Supplied data:
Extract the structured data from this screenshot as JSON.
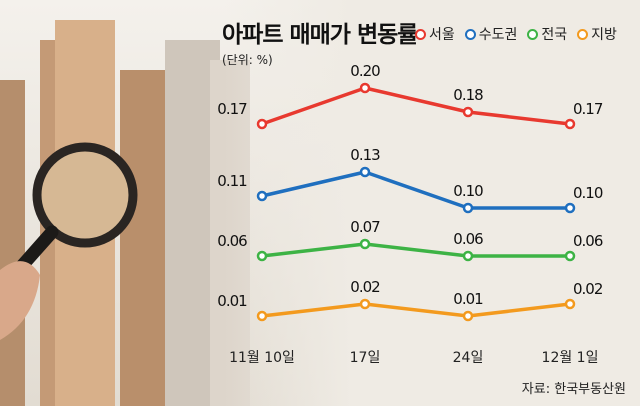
{
  "chart_data": {
    "type": "line",
    "title": "아파트 매매가 변동률",
    "unit": "(단위: %)",
    "categories": [
      "11월 10일",
      "17일",
      "24일",
      "12월 1일"
    ],
    "series": [
      {
        "name": "서울",
        "color": "#e8392f",
        "values": [
          0.17,
          0.2,
          0.18,
          0.17
        ]
      },
      {
        "name": "수도권",
        "color": "#1f6fbf",
        "values": [
          0.11,
          0.13,
          0.1,
          0.1
        ]
      },
      {
        "name": "전국",
        "color": "#3db345",
        "values": [
          0.06,
          0.07,
          0.06,
          0.06
        ]
      },
      {
        "name": "지방",
        "color": "#f39a1e",
        "values": [
          0.01,
          0.02,
          0.01,
          0.02
        ]
      }
    ],
    "data_labels": true,
    "grid": false,
    "legend_placement": "top-right"
  },
  "source": "자료: 한국부동산원"
}
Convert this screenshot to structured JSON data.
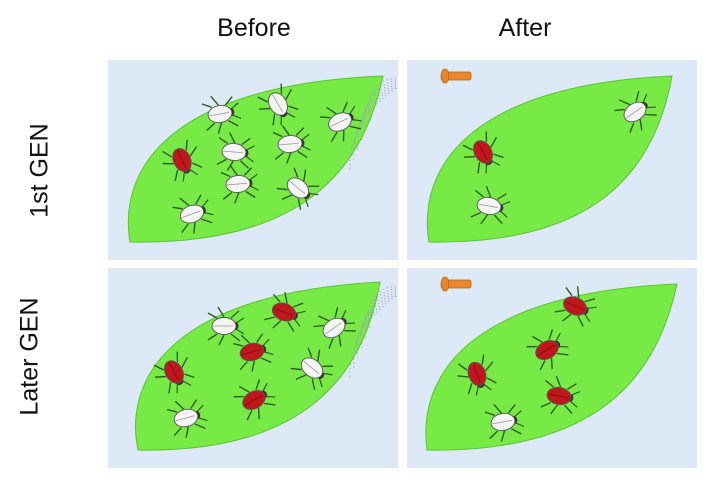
{
  "columns": {
    "before": "Before",
    "after": "After"
  },
  "rows": {
    "first": "1st GEN",
    "later": "Later GEN"
  },
  "colors": {
    "panel_bg": "#dde9f7",
    "leaf": "#77ea45",
    "leaf_edge": "#5cc432",
    "susceptible_bug": "#f4f4f4",
    "resistant_bug": "#c0171d",
    "sprayer": "#e8872e"
  },
  "panels": [
    {
      "id": "first-before",
      "sprayer": true,
      "bugs": [
        {
          "type": "susceptible"
        },
        {
          "type": "susceptible"
        },
        {
          "type": "susceptible"
        },
        {
          "type": "susceptible"
        },
        {
          "type": "susceptible"
        },
        {
          "type": "resistant"
        },
        {
          "type": "susceptible"
        },
        {
          "type": "susceptible"
        },
        {
          "type": "susceptible"
        }
      ]
    },
    {
      "id": "first-after",
      "sprayer": false,
      "bugs": [
        {
          "type": "resistant"
        },
        {
          "type": "susceptible"
        },
        {
          "type": "susceptible"
        }
      ]
    },
    {
      "id": "later-before",
      "sprayer": true,
      "bugs": [
        {
          "type": "susceptible"
        },
        {
          "type": "resistant"
        },
        {
          "type": "susceptible"
        },
        {
          "type": "resistant"
        },
        {
          "type": "resistant"
        },
        {
          "type": "susceptible"
        },
        {
          "type": "resistant"
        },
        {
          "type": "susceptible"
        }
      ]
    },
    {
      "id": "later-after",
      "sprayer": false,
      "bugs": [
        {
          "type": "resistant"
        },
        {
          "type": "resistant"
        },
        {
          "type": "resistant"
        },
        {
          "type": "resistant"
        },
        {
          "type": "susceptible"
        }
      ]
    }
  ]
}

What to produce: Gather all lines from the records above in which "structured" appears.

Response to the task:
Extract the structured data from this screenshot as JSON.
Convert this screenshot to structured JSON data.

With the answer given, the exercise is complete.